* start *

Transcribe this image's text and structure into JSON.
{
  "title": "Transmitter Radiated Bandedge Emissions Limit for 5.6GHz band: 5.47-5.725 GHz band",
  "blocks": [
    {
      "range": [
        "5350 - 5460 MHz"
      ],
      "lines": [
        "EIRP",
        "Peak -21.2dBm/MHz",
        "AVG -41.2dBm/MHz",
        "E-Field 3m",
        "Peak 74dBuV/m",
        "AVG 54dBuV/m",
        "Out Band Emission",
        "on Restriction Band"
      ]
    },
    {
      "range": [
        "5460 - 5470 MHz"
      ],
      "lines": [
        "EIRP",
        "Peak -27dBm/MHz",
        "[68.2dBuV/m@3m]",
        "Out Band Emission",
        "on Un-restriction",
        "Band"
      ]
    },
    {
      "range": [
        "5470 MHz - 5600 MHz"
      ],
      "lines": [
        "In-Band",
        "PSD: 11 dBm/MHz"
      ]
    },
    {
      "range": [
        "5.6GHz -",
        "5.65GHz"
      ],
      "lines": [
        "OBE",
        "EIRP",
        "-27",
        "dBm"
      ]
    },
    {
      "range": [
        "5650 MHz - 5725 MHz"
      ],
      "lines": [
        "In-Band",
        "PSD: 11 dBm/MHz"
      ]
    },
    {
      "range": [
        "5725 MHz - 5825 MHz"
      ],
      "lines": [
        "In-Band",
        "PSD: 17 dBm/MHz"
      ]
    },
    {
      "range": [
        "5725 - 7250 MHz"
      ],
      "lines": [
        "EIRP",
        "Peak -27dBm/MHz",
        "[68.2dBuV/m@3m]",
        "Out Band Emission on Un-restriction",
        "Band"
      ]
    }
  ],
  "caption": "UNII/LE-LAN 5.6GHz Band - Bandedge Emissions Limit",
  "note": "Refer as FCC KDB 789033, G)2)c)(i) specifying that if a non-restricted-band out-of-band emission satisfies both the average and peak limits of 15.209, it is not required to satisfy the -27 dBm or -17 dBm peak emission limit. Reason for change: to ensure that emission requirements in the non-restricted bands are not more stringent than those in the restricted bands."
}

* end *

> What you need to do
Quote all of the entries exactly as they appear.

> Task answer
Transcribe this image's text and structure into JSON.
{
  "title": "Transmitter Radiated Bandedge Emissions Limit for 5.6GHz band: 5.47-5.725 GHz band",
  "blocks": [
    {
      "range": [
        "5350 - 5460 MHz"
      ],
      "lines": [
        "EIRP",
        "Peak -21.2dBm/MHz",
        "AVG -41.2dBm/MHz",
        "E-Field 3m",
        "Peak 74dBuV/m",
        "AVG 54dBuV/m",
        "Out Band Emission",
        "on Restriction Band"
      ]
    },
    {
      "range": [
        "5460 - 5470 MHz"
      ],
      "lines": [
        "EIRP",
        "Peak -27dBm/MHz",
        "[68.2dBuV/m@3m]",
        "Out Band Emission",
        "on Un-restriction",
        "Band"
      ]
    },
    {
      "range": [
        "5470 MHz - 5600 MHz"
      ],
      "lines": [
        "In-Band",
        "PSD: 11 dBm/MHz"
      ]
    },
    {
      "range": [
        "5.6GHz -",
        "5.65GHz"
      ],
      "lines": [
        "OBE",
        "EIRP",
        "-27",
        "dBm"
      ]
    },
    {
      "range": [
        "5650 MHz - 5725 MHz"
      ],
      "lines": [
        "In-Band",
        "PSD: 11 dBm/MHz"
      ]
    },
    {
      "range": [
        "5725 MHz - 5825 MHz"
      ],
      "lines": [
        "In-Band",
        "PSD: 17 dBm/MHz"
      ]
    },
    {
      "range": [
        "5725 - 7250 MHz"
      ],
      "lines": [
        "EIRP",
        "Peak -27dBm/MHz",
        "[68.2dBuV/m@3m]",
        "Out Band Emission on Un-restriction",
        "Band"
      ]
    }
  ],
  "caption": "UNII/LE-LAN 5.6GHz Band - Bandedge Emissions Limit",
  "note": "Refer as FCC KDB 789033, G)2)c)(i) specifying that if a non-restricted-band out-of-band emission satisfies both the average and peak limits of 15.209, it is not required to satisfy the -27 dBm or -17 dBm peak emission limit. Reason for change: to ensure that emission requirements in the non-restricted bands are not more stringent than those in the restricted bands."
}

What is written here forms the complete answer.